*Task objective*
Only lines holding "cells" are wanted; copy each of them from the records below.
[Data for analysis Boundary: Start]
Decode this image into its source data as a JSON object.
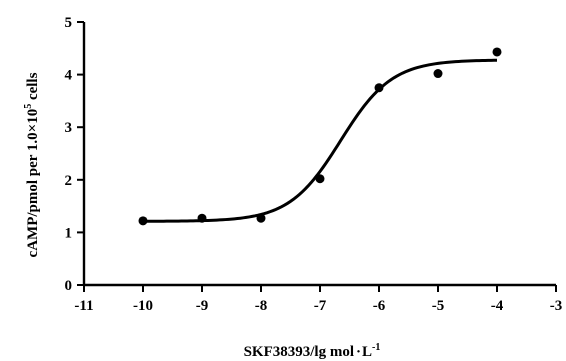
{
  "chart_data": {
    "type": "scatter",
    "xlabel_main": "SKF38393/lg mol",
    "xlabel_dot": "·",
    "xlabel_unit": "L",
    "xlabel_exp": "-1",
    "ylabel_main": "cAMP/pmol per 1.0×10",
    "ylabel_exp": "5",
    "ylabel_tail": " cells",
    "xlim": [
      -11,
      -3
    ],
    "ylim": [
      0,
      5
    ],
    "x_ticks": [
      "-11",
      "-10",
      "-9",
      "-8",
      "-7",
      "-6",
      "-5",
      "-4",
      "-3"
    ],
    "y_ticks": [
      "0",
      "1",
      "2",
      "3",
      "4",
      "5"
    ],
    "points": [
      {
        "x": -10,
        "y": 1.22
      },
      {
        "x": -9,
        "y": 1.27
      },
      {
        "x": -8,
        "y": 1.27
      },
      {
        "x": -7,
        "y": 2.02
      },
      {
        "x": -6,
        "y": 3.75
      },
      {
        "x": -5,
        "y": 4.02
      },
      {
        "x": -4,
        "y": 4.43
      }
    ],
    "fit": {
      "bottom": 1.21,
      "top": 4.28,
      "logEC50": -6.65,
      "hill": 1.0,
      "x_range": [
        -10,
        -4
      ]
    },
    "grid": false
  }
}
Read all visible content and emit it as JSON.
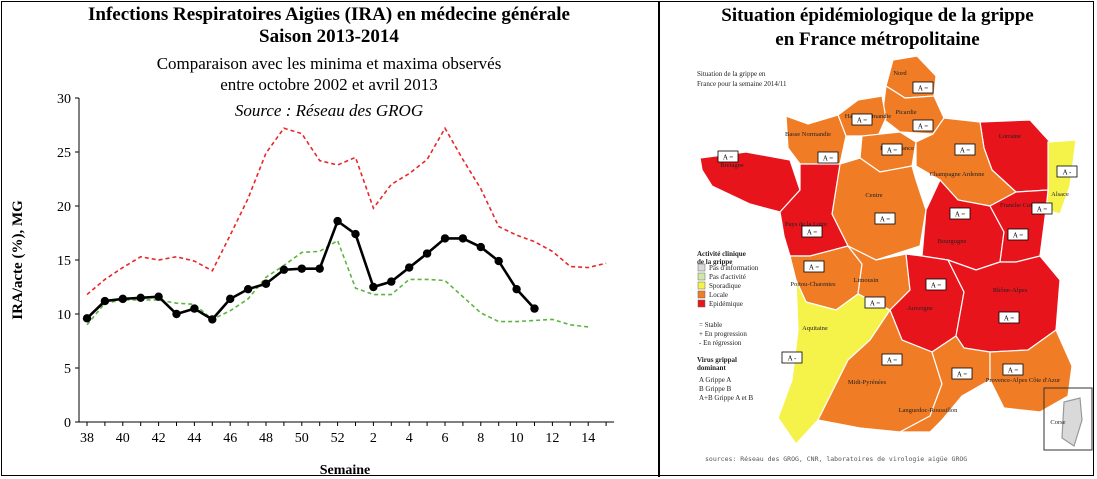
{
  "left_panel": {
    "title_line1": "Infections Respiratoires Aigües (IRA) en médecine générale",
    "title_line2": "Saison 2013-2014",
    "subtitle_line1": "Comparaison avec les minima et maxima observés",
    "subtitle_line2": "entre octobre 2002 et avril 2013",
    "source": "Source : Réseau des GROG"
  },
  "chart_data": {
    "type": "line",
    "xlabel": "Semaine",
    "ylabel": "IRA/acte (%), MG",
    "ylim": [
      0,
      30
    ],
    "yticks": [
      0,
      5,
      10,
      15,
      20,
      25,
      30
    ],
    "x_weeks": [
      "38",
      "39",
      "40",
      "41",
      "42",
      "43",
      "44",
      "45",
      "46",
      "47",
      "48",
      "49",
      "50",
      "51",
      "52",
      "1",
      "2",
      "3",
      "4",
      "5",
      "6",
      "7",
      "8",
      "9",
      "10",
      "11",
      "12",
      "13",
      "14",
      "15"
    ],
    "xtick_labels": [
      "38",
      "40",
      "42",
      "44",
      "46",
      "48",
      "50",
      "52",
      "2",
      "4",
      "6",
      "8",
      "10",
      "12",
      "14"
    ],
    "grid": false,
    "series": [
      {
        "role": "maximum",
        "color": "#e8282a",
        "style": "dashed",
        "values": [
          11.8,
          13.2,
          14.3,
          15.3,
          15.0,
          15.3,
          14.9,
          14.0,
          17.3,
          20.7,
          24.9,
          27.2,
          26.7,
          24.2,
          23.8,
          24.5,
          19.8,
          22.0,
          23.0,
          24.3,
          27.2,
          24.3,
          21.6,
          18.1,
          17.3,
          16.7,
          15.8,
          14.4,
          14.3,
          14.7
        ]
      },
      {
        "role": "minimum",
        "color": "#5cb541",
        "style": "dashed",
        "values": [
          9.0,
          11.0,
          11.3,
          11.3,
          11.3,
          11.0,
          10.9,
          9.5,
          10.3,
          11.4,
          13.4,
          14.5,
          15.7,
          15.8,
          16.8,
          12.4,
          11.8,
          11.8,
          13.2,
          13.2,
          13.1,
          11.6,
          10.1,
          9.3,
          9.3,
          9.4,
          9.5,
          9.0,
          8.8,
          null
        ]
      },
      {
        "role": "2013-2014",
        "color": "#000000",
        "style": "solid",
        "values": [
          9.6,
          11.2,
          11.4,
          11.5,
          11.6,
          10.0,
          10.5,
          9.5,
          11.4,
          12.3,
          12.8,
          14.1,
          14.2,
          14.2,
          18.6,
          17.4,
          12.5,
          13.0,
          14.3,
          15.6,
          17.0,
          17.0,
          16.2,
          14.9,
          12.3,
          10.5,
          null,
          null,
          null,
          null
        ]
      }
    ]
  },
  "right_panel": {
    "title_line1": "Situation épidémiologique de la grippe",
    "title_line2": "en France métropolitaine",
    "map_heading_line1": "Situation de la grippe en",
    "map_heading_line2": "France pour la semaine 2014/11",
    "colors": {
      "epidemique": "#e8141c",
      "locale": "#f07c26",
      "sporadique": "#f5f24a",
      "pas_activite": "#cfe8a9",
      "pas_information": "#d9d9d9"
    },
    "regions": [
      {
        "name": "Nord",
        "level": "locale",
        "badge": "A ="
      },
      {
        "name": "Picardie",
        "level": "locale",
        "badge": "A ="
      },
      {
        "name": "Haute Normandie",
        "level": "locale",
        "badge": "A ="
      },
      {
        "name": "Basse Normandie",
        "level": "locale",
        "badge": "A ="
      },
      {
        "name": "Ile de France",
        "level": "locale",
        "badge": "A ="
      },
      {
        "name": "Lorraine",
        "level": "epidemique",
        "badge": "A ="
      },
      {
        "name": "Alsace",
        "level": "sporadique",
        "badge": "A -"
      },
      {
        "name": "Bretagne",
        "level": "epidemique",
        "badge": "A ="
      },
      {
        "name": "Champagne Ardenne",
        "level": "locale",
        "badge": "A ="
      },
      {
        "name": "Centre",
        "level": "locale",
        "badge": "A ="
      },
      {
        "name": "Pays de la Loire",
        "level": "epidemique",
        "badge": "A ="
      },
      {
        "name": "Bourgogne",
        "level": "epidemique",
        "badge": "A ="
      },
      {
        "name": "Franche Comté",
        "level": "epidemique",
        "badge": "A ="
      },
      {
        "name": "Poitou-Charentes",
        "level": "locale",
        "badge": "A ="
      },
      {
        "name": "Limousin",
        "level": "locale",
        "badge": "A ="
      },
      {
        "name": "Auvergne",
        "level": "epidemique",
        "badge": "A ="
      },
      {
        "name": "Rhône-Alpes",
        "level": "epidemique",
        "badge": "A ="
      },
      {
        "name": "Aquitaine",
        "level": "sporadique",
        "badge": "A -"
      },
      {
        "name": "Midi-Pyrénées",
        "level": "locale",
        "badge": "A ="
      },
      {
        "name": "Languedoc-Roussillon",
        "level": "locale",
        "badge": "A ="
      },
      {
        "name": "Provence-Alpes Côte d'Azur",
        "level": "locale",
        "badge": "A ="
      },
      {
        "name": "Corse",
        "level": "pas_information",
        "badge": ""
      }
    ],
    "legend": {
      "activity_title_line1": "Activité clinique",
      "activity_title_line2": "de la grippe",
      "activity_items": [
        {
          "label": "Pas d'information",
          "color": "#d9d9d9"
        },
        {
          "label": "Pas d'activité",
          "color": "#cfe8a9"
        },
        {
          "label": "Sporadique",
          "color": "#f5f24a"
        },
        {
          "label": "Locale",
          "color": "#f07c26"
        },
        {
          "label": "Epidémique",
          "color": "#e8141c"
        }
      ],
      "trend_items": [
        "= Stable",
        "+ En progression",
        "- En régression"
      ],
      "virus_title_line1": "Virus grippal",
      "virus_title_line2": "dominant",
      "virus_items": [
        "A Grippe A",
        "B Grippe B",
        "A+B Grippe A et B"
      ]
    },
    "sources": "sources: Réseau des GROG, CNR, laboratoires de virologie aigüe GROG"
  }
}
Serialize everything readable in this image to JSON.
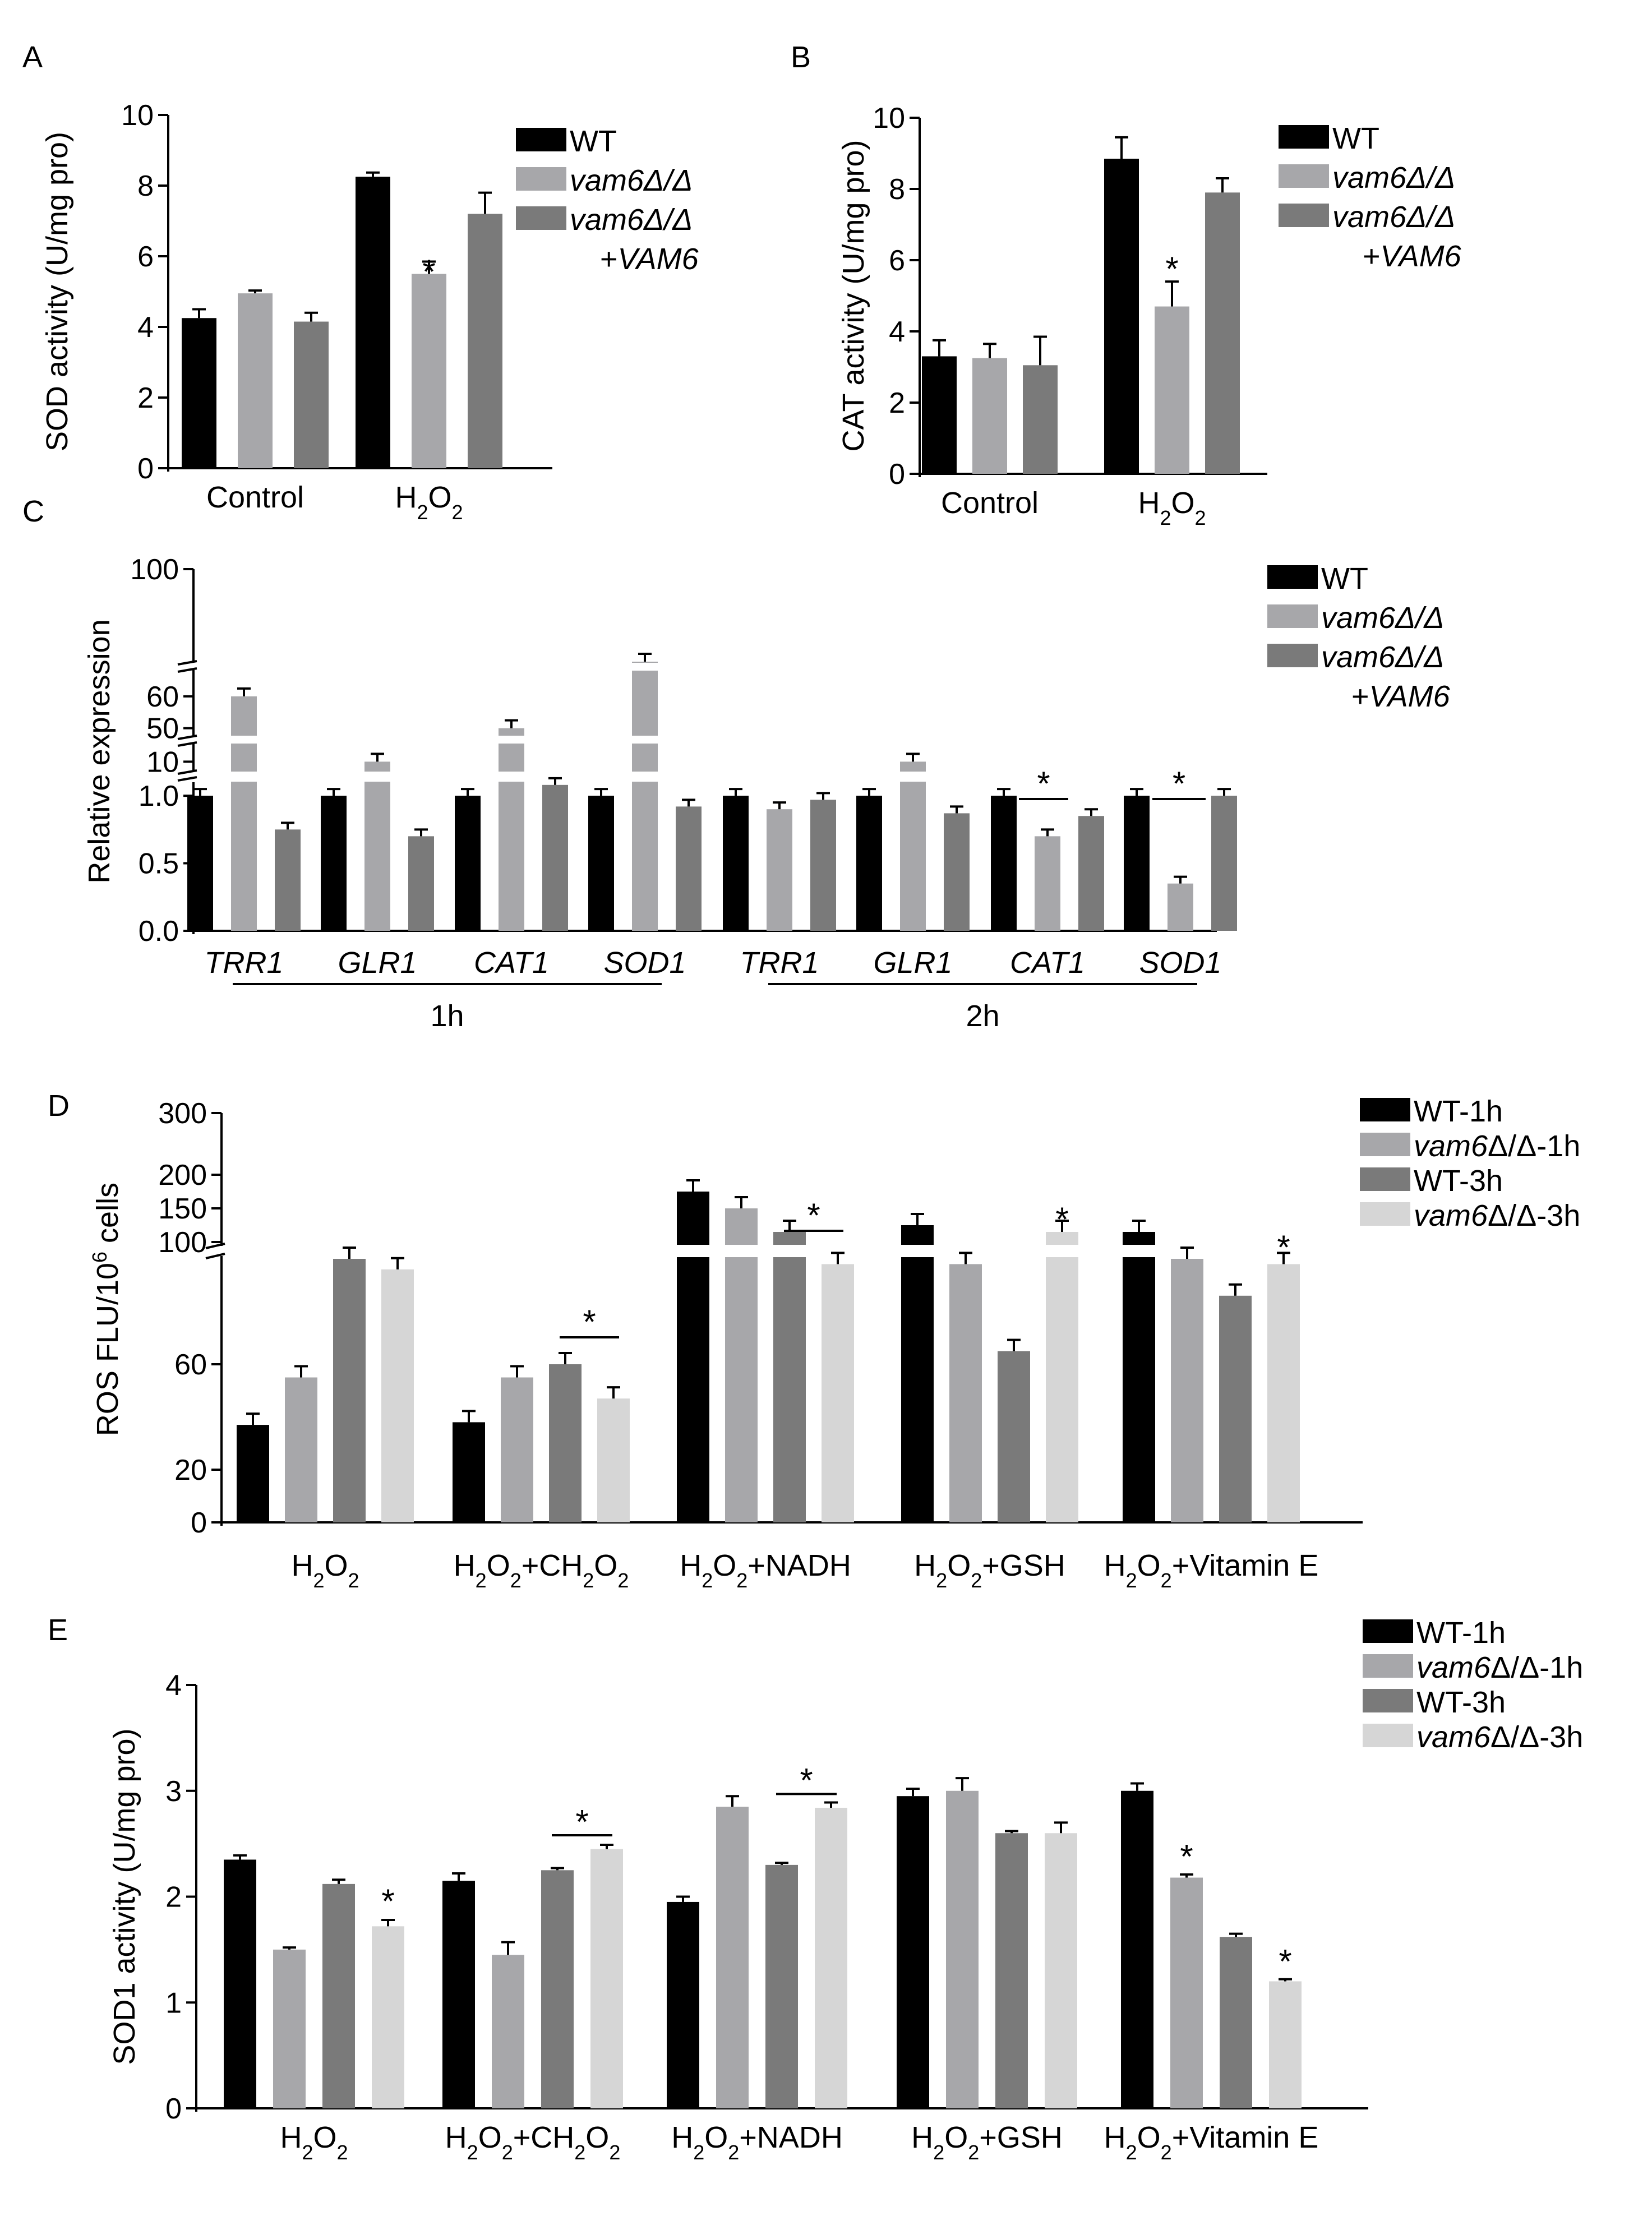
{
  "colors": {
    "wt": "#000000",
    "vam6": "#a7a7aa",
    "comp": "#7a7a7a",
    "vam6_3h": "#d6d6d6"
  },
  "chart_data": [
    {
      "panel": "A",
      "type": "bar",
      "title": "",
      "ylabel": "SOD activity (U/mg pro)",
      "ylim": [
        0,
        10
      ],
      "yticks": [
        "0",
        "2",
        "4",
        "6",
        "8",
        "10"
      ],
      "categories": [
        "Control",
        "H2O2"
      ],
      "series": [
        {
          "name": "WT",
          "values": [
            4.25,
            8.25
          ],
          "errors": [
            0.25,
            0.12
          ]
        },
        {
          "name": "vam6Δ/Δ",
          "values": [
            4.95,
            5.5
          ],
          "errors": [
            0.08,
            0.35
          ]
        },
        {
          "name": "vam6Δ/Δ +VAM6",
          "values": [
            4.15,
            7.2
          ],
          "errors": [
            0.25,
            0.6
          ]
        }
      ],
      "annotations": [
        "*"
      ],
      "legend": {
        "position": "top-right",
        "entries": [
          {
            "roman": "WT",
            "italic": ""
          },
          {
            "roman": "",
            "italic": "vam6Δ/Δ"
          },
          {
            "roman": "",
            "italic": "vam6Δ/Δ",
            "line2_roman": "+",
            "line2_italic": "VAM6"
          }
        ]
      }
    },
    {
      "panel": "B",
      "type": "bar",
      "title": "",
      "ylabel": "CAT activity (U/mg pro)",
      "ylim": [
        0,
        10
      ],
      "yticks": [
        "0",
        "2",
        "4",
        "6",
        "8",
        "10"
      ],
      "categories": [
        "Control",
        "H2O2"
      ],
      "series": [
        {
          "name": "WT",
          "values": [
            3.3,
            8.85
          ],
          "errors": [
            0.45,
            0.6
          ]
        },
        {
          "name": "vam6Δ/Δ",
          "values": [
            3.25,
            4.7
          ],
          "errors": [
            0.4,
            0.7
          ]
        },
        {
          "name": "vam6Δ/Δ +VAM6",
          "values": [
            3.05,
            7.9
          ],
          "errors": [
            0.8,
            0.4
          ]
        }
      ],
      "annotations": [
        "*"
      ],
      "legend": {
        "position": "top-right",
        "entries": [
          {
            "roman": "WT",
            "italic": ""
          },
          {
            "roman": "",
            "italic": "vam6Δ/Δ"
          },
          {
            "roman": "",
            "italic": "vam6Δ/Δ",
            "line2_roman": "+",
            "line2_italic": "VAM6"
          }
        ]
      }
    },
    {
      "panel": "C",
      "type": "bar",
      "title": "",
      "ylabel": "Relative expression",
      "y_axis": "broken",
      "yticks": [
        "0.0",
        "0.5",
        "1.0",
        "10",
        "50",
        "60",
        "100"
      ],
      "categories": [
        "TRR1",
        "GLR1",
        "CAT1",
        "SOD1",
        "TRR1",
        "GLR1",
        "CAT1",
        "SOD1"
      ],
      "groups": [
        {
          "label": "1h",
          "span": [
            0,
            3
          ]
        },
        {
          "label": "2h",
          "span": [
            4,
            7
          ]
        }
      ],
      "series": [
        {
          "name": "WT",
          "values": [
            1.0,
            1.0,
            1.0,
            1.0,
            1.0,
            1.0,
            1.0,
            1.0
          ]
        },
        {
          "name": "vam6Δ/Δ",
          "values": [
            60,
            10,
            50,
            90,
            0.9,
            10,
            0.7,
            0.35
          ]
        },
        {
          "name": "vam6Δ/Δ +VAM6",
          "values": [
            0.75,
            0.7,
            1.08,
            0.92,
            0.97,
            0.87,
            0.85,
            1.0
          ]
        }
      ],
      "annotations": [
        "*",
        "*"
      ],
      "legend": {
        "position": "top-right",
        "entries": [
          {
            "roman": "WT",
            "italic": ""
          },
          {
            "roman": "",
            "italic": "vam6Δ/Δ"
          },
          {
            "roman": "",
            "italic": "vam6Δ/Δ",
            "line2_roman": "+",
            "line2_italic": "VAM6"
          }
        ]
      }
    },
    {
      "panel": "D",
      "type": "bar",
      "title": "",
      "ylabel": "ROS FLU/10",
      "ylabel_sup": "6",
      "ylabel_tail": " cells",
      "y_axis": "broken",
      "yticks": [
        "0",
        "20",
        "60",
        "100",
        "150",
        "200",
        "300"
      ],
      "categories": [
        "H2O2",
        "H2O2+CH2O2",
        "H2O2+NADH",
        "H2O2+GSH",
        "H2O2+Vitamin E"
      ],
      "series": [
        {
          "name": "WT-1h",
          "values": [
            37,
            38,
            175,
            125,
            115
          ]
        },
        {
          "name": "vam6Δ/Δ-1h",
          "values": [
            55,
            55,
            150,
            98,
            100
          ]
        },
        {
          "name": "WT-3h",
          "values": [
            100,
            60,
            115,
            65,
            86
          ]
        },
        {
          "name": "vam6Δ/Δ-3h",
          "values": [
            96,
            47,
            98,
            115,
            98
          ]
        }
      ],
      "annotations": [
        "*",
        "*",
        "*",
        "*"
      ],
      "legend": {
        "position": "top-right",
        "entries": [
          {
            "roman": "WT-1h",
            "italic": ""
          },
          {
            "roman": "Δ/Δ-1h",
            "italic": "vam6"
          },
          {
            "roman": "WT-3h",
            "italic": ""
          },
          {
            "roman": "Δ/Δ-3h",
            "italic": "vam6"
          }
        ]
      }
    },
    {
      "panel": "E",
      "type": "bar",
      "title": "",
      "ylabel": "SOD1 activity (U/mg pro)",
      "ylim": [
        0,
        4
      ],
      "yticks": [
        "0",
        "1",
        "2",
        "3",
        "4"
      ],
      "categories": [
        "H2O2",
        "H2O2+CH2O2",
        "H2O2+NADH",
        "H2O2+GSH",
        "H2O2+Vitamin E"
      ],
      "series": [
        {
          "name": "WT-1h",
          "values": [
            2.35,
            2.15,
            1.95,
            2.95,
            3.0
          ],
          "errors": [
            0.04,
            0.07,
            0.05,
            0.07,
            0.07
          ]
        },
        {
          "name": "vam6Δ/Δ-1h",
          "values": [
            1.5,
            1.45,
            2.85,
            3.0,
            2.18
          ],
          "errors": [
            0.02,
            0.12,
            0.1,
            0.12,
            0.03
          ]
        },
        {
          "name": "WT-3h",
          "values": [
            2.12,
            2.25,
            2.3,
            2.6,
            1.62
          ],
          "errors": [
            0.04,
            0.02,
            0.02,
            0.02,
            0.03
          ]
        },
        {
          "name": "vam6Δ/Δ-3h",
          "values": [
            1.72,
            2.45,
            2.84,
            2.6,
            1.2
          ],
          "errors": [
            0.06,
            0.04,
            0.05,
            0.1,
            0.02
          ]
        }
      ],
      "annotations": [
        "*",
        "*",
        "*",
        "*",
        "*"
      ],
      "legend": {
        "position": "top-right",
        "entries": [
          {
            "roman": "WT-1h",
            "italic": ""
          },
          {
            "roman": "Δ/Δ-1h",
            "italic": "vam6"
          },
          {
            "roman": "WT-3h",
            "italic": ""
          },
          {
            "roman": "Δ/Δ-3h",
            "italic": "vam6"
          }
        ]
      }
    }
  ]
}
[Data for analysis Boundary: End]
*Solution*
    "ylabel_tail": " cells",
      "ylabel_tail": " cells",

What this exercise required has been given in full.